Information provided:

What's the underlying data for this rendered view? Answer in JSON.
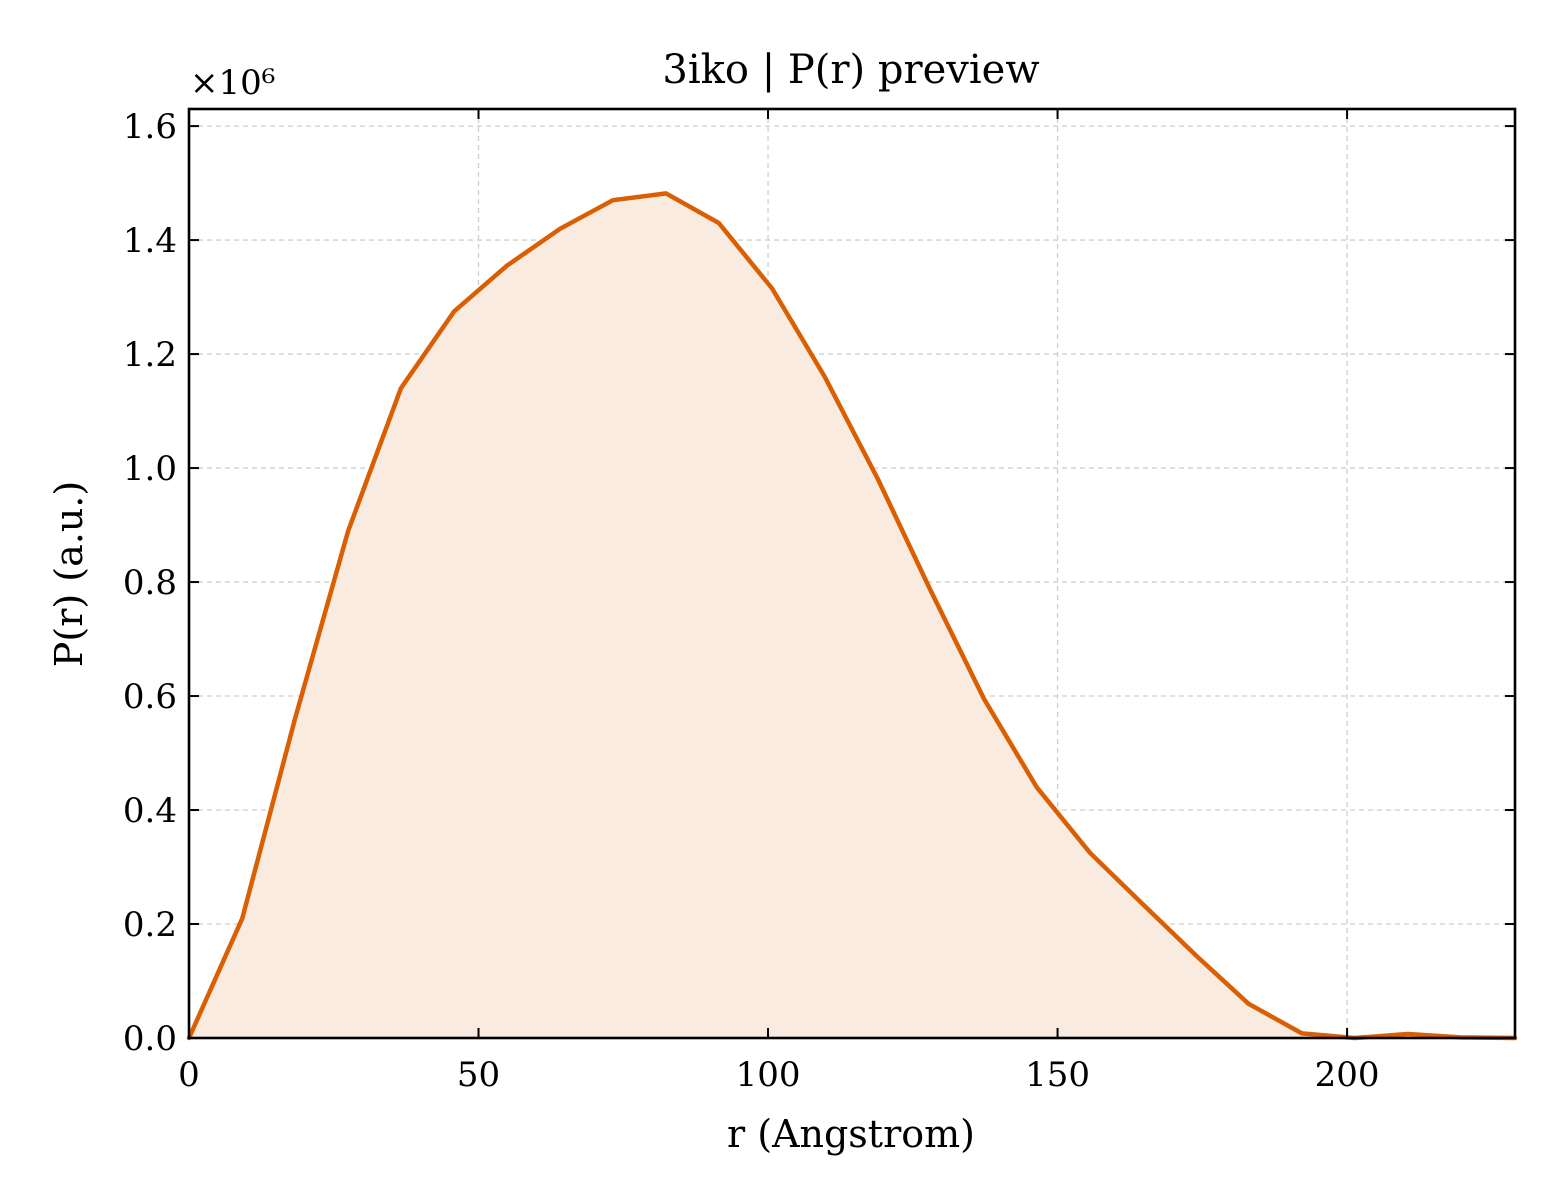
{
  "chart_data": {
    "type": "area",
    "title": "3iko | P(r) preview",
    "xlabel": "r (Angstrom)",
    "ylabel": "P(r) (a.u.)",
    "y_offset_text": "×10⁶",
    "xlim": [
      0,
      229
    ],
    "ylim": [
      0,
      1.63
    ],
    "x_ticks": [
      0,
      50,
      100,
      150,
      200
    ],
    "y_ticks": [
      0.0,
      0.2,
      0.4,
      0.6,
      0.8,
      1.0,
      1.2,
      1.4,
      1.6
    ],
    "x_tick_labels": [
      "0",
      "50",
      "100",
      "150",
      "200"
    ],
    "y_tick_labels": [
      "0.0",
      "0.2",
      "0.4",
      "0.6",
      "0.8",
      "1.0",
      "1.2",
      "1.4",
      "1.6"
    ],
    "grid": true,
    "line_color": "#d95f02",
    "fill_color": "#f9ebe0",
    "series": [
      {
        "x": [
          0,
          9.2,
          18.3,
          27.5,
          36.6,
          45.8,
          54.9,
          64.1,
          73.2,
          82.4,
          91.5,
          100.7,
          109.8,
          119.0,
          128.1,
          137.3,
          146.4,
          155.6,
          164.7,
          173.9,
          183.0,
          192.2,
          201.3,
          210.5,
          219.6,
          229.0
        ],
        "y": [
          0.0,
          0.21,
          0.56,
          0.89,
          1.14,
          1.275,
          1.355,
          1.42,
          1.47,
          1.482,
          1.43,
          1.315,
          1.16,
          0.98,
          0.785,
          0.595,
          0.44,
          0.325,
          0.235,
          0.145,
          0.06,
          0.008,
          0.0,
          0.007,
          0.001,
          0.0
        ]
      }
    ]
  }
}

--

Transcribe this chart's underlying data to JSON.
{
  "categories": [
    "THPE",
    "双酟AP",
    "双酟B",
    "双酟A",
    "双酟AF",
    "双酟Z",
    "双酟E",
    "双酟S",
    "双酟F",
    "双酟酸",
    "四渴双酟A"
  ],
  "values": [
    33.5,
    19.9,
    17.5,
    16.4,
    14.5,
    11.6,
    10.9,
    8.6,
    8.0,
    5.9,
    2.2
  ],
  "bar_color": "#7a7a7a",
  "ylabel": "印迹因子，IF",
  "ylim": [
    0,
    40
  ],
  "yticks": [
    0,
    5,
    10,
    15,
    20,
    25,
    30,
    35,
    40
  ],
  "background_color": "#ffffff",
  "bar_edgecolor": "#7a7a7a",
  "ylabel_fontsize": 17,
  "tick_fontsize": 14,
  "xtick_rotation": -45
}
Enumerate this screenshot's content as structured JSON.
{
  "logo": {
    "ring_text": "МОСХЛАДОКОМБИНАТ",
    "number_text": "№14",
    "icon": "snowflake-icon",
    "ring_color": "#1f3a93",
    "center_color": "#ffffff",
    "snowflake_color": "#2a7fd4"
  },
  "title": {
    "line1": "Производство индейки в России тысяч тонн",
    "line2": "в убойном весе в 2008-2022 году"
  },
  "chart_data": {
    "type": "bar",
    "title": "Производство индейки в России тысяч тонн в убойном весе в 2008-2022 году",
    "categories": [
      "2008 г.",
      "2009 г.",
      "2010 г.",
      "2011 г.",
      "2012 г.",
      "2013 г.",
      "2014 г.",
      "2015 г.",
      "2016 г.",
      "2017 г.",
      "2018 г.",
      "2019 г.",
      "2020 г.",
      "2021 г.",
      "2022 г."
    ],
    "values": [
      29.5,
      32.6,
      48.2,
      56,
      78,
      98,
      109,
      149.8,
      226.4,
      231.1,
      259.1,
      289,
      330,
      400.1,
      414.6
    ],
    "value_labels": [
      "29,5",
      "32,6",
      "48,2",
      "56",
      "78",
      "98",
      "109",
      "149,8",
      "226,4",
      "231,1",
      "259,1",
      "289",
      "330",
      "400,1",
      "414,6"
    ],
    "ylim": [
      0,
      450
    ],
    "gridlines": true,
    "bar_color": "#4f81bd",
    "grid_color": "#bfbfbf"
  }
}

---

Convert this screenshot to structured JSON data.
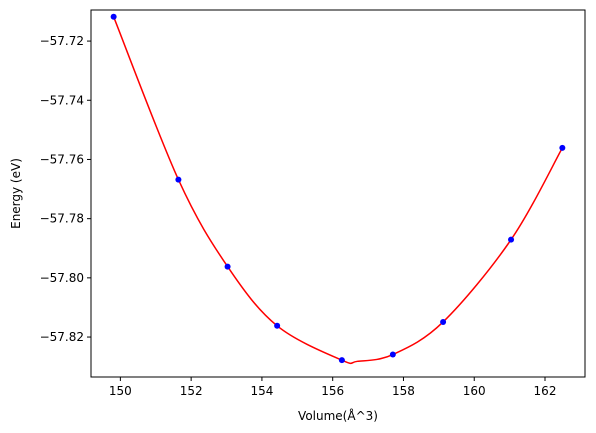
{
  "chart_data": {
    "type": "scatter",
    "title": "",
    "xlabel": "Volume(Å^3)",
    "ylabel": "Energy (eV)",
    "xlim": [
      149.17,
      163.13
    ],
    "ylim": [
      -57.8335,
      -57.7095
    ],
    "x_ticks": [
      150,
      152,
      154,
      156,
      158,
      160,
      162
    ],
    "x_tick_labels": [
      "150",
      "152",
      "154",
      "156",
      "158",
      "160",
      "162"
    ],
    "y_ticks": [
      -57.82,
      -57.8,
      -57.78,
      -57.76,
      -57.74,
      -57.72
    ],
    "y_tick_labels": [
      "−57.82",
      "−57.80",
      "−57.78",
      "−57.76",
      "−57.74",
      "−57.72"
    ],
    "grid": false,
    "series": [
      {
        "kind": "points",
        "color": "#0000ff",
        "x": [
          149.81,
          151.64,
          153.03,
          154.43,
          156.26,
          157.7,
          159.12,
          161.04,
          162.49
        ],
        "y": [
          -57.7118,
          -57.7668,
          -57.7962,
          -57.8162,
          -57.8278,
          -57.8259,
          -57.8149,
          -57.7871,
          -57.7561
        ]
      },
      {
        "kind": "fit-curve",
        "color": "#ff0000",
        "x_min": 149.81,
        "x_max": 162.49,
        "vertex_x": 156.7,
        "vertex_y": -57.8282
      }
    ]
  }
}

Task details:
Go through the material line by line. Show each line that contains the string "тысяч".

Correct response:
    "line1": "Производство индейки в России тысяч тонн",
    "title": "Производство индейки в России тысяч тонн в убойном весе в 2008-2022 году",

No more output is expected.